> [BRIEF]: Give every line of the records below as a numbered list, leaving out any blank lines.

==================================================

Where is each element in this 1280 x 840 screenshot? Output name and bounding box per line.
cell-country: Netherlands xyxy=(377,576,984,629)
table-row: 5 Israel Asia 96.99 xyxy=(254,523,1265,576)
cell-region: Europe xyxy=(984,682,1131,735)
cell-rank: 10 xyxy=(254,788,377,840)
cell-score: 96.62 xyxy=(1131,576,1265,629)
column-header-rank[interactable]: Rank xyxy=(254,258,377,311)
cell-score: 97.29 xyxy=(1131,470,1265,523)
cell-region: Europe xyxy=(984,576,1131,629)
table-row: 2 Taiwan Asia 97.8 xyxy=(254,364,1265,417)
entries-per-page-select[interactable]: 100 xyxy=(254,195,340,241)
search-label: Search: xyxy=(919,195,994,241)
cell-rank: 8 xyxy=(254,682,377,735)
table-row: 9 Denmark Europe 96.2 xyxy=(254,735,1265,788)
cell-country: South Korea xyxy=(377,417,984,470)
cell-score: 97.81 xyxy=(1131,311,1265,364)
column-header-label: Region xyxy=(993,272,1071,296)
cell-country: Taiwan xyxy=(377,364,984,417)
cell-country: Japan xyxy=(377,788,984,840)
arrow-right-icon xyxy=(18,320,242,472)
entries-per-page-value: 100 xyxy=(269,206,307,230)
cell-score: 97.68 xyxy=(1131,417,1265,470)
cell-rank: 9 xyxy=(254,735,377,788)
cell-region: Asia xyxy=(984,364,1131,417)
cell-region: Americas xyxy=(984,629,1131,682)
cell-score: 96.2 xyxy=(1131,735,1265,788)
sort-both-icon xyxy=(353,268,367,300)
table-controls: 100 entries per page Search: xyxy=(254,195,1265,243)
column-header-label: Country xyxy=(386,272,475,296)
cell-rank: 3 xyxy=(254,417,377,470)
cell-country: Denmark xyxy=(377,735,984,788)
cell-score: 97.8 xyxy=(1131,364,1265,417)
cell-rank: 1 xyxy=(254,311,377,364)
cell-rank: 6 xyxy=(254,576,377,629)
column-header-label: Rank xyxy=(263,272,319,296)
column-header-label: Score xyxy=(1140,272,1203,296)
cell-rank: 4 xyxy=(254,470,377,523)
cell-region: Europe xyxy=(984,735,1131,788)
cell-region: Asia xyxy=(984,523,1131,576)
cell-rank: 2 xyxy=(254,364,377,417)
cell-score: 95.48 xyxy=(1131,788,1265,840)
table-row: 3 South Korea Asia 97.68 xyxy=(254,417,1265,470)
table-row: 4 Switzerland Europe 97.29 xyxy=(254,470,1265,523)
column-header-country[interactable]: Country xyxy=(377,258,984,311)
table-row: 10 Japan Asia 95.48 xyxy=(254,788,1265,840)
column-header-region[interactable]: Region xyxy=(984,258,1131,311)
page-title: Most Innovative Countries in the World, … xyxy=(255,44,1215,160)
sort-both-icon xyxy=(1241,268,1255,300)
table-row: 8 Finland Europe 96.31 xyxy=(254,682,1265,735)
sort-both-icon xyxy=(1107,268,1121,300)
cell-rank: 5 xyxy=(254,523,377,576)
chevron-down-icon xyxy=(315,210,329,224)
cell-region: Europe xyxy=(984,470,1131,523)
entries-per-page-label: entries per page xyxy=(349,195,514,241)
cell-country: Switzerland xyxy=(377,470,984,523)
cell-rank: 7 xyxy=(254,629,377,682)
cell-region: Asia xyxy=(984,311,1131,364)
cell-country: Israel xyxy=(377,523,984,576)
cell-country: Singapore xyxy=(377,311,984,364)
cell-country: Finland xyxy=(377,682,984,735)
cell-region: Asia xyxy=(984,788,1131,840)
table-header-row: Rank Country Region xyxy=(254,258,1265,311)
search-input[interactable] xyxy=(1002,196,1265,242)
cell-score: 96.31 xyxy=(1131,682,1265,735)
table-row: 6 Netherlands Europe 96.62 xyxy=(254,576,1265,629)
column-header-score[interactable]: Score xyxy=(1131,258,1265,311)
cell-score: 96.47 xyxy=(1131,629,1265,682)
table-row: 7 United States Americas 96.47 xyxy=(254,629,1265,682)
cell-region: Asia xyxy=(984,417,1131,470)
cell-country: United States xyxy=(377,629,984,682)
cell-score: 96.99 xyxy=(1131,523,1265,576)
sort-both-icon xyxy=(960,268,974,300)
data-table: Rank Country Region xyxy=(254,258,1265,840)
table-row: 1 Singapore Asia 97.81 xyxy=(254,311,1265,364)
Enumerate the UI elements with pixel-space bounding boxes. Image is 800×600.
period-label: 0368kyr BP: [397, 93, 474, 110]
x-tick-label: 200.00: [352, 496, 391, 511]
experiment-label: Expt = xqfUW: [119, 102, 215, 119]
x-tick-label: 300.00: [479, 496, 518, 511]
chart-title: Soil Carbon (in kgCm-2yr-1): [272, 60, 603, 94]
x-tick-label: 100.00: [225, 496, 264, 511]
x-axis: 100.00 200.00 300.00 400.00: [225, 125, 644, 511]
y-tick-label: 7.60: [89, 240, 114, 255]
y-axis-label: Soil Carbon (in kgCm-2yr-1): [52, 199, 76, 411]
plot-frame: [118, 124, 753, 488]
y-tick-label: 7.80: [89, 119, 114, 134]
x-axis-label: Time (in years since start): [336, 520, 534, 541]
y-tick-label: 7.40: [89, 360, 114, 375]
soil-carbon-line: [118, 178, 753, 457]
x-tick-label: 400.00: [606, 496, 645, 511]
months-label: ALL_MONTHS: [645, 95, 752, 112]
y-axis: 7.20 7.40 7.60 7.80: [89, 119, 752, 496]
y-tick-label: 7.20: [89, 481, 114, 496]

==================================================

> [EXPECTED ANSWER]:
1. Where is each element in this 1280 x 840 screenshot? Output name and bounding box per line.
2. cell-country: Netherlands xyxy=(377,576,984,629)
3. table-row: 5 Israel Asia 96.99 xyxy=(254,523,1265,576)
4. cell-region: Europe xyxy=(984,682,1131,735)
5. cell-rank: 10 xyxy=(254,788,377,840)
6. cell-score: 96.62 xyxy=(1131,576,1265,629)
7. column-header-rank[interactable]: Rank xyxy=(254,258,377,311)
8. cell-score: 97.29 xyxy=(1131,470,1265,523)
9. cell-region: Europe xyxy=(984,576,1131,629)
10. table-row: 2 Taiwan Asia 97.8 xyxy=(254,364,1265,417)
11. entries-per-page-select[interactable]: 100 xyxy=(254,195,340,241)
12. search-label: Search: xyxy=(919,195,994,241)
13. cell-rank: 8 xyxy=(254,682,377,735)
14. table-row: 9 Denmark Europe 96.2 xyxy=(254,735,1265,788)
15. cell-country: South Korea xyxy=(377,417,984,470)
16. cell-score: 97.81 xyxy=(1131,311,1265,364)
17. column-header-label: Region xyxy=(993,272,1071,296)
18. cell-country: Taiwan xyxy=(377,364,984,417)
19. cell-country: Japan xyxy=(377,788,984,840)
20. arrow-right-icon xyxy=(18,320,242,472)
21. entries-per-page-value: 100 xyxy=(269,206,307,230)
22. cell-score: 97.68 xyxy=(1131,417,1265,470)
23. cell-rank: 9 xyxy=(254,735,377,788)
24. cell-region: Asia xyxy=(984,364,1131,417)
25. cell-region: Americas xyxy=(984,629,1131,682)
26. cell-score: 96.2 xyxy=(1131,735,1265,788)
27. sort-both-icon xyxy=(353,268,367,300)
28. table-controls: 100 entries per page Search: xyxy=(254,195,1265,243)
29. column-header-label: Country xyxy=(386,272,475,296)
30. cell-rank: 3 xyxy=(254,417,377,470)
31. cell-country: Denmark xyxy=(377,735,984,788)
32. cell-score: 97.8 xyxy=(1131,364,1265,417)
33. cell-rank: 1 xyxy=(254,311,377,364)
34. cell-rank: 6 xyxy=(254,576,377,629)
35. column-header-label: Rank xyxy=(263,272,319,296)
36. column-header-label: Score xyxy=(1140,272,1203,296)
37. cell-rank: 4 xyxy=(254,470,377,523)
38. cell-region: Europe xyxy=(984,735,1131,788)
39. cell-region: Asia xyxy=(984,523,1131,576)
40. cell-rank: 2 xyxy=(254,364,377,417)
41. cell-score: 95.48 xyxy=(1131,788,1265,840)
42. table-row: 3 South Korea Asia 97.68 xyxy=(254,417,1265,470)
43. table-row: 4 Switzerland Europe 97.29 xyxy=(254,470,1265,523)
44. column-header-country[interactable]: Country xyxy=(377,258,984,311)
45. table-row: 10 Japan Asia 95.48 xyxy=(254,788,1265,840)
46. column-header-region[interactable]: Region xyxy=(984,258,1131,311)
47. page-title: Most Innovative Countries in the World, … xyxy=(255,44,1215,160)
48. sort-both-icon xyxy=(1241,268,1255,300)
49. table-row: 8 Finland Europe 96.31 xyxy=(254,682,1265,735)
50. sort-both-icon xyxy=(1107,268,1121,300)
51. cell-rank: 5 xyxy=(254,523,377,576)
52. chevron-down-icon xyxy=(315,210,329,224)
53. cell-region: Europe xyxy=(984,470,1131,523)
54. entries-per-page-label: entries per page xyxy=(349,195,514,241)
55. cell-country: Switzerland xyxy=(377,470,984,523)
56. cell-rank: 7 xyxy=(254,629,377,682)
57. cell-region: Asia xyxy=(984,311,1131,364)
58. cell-country: Israel xyxy=(377,523,984,576)
59. cell-country: Singapore xyxy=(377,311,984,364)
60. cell-country: Finland xyxy=(377,682,984,735)
61. cell-region: Asia xyxy=(984,788,1131,840)
62. table-header-row: Rank Country Region xyxy=(254,258,1265,311)
63. search-input[interactable] xyxy=(1002,196,1265,242)
64. cell-score: 96.31 xyxy=(1131,682,1265,735)
65. table-row: 6 Netherlands Europe 96.62 xyxy=(254,576,1265,629)
66. column-header-score[interactable]: Score xyxy=(1131,258,1265,311)
67. cell-score: 96.47 xyxy=(1131,629,1265,682)
68. table-row: 7 United States Americas 96.47 xyxy=(254,629,1265,682)
69. cell-region: Asia xyxy=(984,417,1131,470)
70. cell-country: United States xyxy=(377,629,984,682)
71. cell-score: 96.99 xyxy=(1131,523,1265,576)
72. sort-both-icon xyxy=(960,268,974,300)
73. data-table: Rank Country Region xyxy=(254,258,1265,840)
74. table-row: 1 Singapore Asia 97.81 xyxy=(254,311,1265,364)
75. Enumerate the UI elements with pixel-space bounding boxes. Image is 800×600.
76. period-label: 0368kyr BP: [397, 93, 474, 110]
77. x-tick-label: 200.00: [352, 496, 391, 511]
78. experiment-label: Expt = xqfUW: [119, 102, 215, 119]
79. x-tick-label: 300.00: [479, 496, 518, 511]
80. chart-title: Soil Carbon (in kgCm-2yr-1): [272, 60, 603, 94]
81. x-tick-label: 100.00: [225, 496, 264, 511]
82. x-axis: 100.00 200.00 300.00 400.00: [225, 125, 644, 511]
83. y-tick-label: 7.60: [89, 240, 114, 255]
84. y-axis-label: Soil Carbon (in kgCm-2yr-1): [52, 199, 76, 411]
85. plot-frame: [118, 124, 753, 488]
86. y-tick-label: 7.80: [89, 119, 114, 134]
87. x-axis-label: Time (in years since start): [336, 520, 534, 541]
88. y-tick-label: 7.40: [89, 360, 114, 375]
89. soil-carbon-line: [118, 178, 753, 457]
90. x-tick-label: 400.00: [606, 496, 645, 511]
91. months-label: ALL_MONTHS: [645, 95, 752, 112]
92. y-axis: 7.20 7.40 7.60 7.80: [89, 119, 752, 496]
93. y-tick-label: 7.20: [89, 481, 114, 496]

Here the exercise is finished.